Using the listing below, please gather every line containing the word "Another".

----- Supplied records

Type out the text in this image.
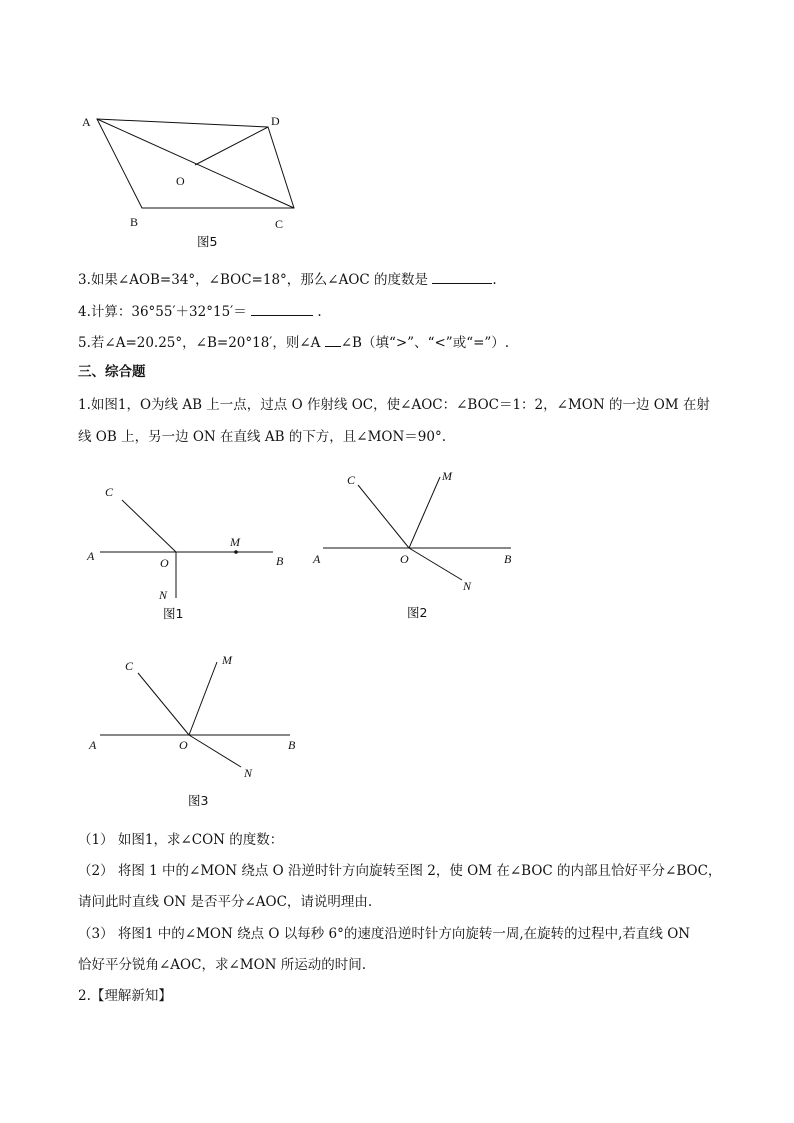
A	D
O
B	C
图5
3.如果∠AOB=34°，∠BOC=18°，那么∠AOC 的度数是	.
4.计算：36°55′＋32°15′＝	.
5.若∠A=20.25°，∠B=20°18′，则∠A ∠B（填“>”、“<”或“=”）.
三、综合题
1.如图1，O为线 AB 上一点，过点 O 作射线 OC，使∠AOC：∠BOC＝1：2，∠MON 的一边 OM 在射
线 OB 上，另一边 ON 在直线 AB 的下方，且∠MON＝90°.
C
M
A	O	B
N
图1
C	M
A	O	B
N
图2
C	M
A	O	B
N
图3
（1） 如图1，求∠CON 的度数：
（2） 将图 1 中的∠MON 绕点 O 沿逆时针方向旋转至图 2，使 OM 在∠BOC 的内部且恰好平分∠BOC，
请问此时直线 ON 是否平分∠AOC，请说明理由.
（3） 将图1 中的∠MON 绕点 O 以每秒 6°的速度沿逆时针方向旋转一周,在旋转的过程中,若直线 ON
恰好平分锐角∠AOC，求∠MON 所运动的时间.
2.【理解新知】
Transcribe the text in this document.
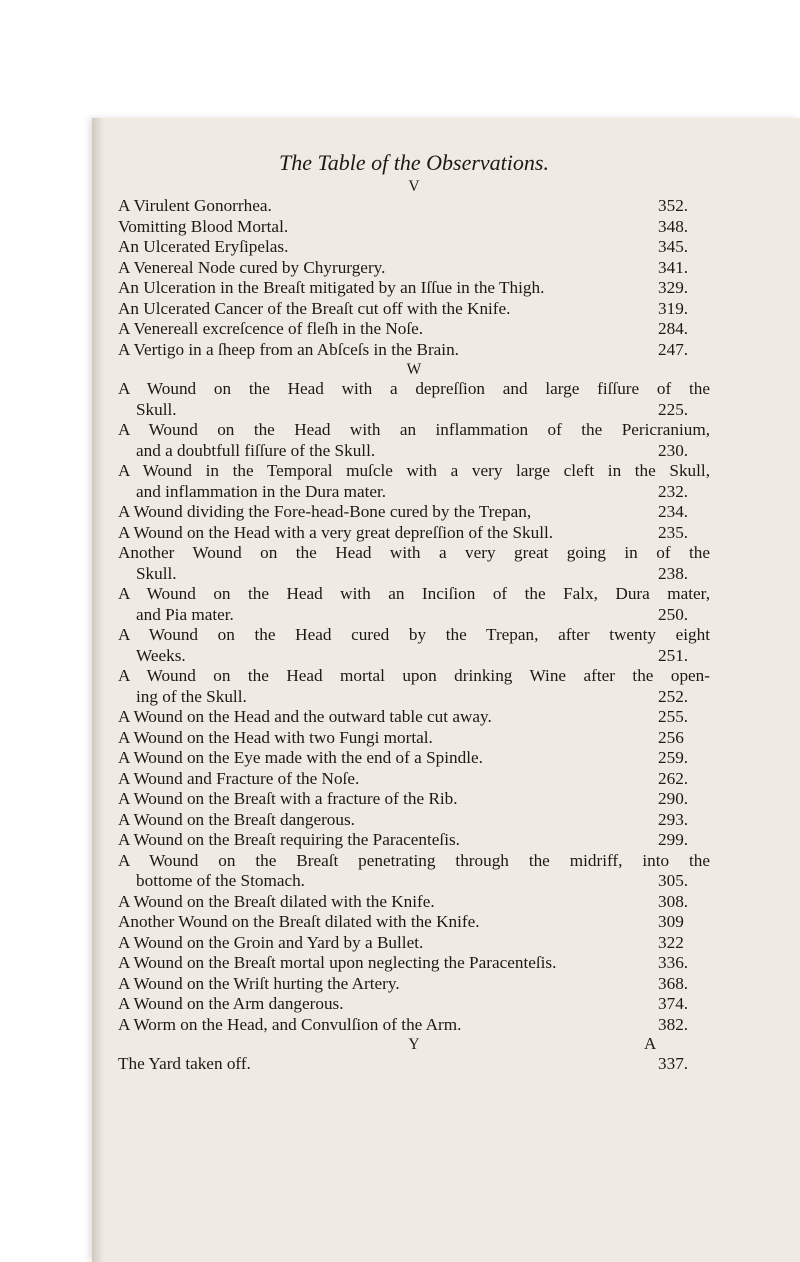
The Table of the Observations.
V
A Virulent Gonorrhea.	352.
Vomitting Blood Mortal.	348.
An Ulcerated Eryſipelas.	345.
A Venereal Node cured by Chyrurgery.	341.
An Ulceration in the Breaſt mitigated by an Iſſue in the Thigh.	329.
An Ulcerated Cancer of the Breaſt cut off with the Knife.	319.
A Venereall excreſcence of fleſh in the Noſe.	284.
A Vertigo in a ſheep from an Abſceſs in the Brain.	247.
W
A Wound on the Head with a depreſſion and large fiſſure of the
Skull.	225.
A Wound on the Head with an inflammation of the Pericranium,
and a doubtfull fiſſure of the Skull.	230.
A Wound in the Temporal muſcle with a very large cleft in the Skull,
and inflammation in the Dura mater.	232.
A Wound dividing the Fore-head-Bone cured by the Trepan,	234.
A Wound on the Head with a very great depreſſion of the Skull.	235.
Another Wound on the Head with a very great going in of the
Skull.	238.
A Wound on the Head with an Inciſion of the Falx, Dura mater,
and Pia mater.	250.
A Wound on the Head cured by the Trepan, after twenty eight
Weeks.	251.
A Wound on the Head mortal upon drinking Wine after the open-
ing of the Skull.	252.
A Wound on the Head and the outward table cut away.	255.
A Wound on the Head with two Fungi mortal.	256
A Wound on the Eye made with the end of a Spindle.	259.
A Wound and Fracture of the Noſe.	262.
A Wound on the Breaſt with a fracture of the Rib.	290.
A Wound on the Breaſt dangerous.	293.
A Wound on the Breaſt requiring the Paracenteſis.	299.
A Wound on the Breaſt penetrating through the midriff, into the
bottome of the Stomach.	305.
A Wound on the Breaſt dilated with the Knife.	308.
Another Wound on the Breaſt dilated with the Knife.	309
A Wound on the Groin and Yard by a Bullet.	322
A Wound on the Breaſt mortal upon neglecting the Paracenteſis.	336.
A Wound on the Wriſt hurting the Artery.	368.
A Wound on the Arm dangerous.	374.
A Worm on the Head, and Convulſion of the Arm.	382.
Y
The Yard taken off.	337.
A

----------

Result of the exercise:
Another Wound on the Head with a very great going in of the
Another Wound on the Breaſt dilated with the Knife.	309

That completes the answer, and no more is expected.